◆ **WHAT YOU HAVE TO DO**: Copy every line in the records below that contains the word "EtOH".

◆ **DATA IN THIS EXERCISE**:
::::
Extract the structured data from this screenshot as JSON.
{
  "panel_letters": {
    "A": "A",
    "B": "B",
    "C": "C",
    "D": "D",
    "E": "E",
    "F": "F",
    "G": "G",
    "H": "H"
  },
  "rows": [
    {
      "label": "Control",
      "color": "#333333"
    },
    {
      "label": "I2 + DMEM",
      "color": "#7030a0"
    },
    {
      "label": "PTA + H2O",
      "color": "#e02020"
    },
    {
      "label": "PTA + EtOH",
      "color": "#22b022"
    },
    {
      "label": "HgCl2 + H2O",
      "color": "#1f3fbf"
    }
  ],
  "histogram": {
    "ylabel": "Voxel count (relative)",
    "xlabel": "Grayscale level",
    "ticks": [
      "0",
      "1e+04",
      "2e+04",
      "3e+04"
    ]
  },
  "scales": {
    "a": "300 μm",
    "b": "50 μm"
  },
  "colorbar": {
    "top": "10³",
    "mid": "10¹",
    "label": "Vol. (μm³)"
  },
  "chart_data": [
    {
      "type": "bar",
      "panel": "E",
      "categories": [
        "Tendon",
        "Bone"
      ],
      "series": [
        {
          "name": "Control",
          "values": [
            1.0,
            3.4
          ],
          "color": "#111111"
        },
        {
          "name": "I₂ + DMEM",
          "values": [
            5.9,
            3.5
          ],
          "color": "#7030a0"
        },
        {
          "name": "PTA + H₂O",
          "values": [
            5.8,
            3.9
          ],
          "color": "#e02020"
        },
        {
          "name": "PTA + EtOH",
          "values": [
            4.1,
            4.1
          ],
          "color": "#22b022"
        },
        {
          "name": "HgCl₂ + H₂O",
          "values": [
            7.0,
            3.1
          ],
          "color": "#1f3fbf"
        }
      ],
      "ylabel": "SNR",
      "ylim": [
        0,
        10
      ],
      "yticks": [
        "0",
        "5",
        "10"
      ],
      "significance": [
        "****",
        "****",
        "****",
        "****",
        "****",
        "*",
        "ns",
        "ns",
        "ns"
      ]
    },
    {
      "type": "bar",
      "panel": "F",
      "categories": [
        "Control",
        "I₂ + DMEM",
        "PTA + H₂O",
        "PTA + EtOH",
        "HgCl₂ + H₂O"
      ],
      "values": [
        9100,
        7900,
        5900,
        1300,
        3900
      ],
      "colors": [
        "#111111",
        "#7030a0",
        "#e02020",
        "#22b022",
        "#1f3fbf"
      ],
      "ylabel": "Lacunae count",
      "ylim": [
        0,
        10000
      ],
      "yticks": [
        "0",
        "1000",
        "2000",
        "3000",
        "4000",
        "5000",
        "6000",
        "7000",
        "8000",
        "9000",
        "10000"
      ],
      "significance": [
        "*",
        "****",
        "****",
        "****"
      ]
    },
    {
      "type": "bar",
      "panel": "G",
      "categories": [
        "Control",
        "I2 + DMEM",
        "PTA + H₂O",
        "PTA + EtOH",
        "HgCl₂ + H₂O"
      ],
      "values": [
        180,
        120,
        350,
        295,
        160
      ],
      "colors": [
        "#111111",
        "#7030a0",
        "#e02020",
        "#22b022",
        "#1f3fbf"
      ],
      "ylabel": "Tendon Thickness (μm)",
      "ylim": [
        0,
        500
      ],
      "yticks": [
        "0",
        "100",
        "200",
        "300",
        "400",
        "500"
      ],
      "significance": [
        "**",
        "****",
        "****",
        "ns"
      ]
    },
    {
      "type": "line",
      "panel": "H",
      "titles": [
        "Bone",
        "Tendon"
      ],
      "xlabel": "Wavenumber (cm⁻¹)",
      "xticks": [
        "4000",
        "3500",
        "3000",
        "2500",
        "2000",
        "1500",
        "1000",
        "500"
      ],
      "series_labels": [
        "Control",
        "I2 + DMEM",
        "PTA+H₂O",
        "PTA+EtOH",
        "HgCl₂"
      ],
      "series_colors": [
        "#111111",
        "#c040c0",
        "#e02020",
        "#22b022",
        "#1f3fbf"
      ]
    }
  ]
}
::::
◆ **RESULT BELOW**:
      "label": "PTA + EtOH",
          "name": "PTA + EtOH",
        "PTA + EtOH",
        "PTA + EtOH",
        "PTA+EtOH",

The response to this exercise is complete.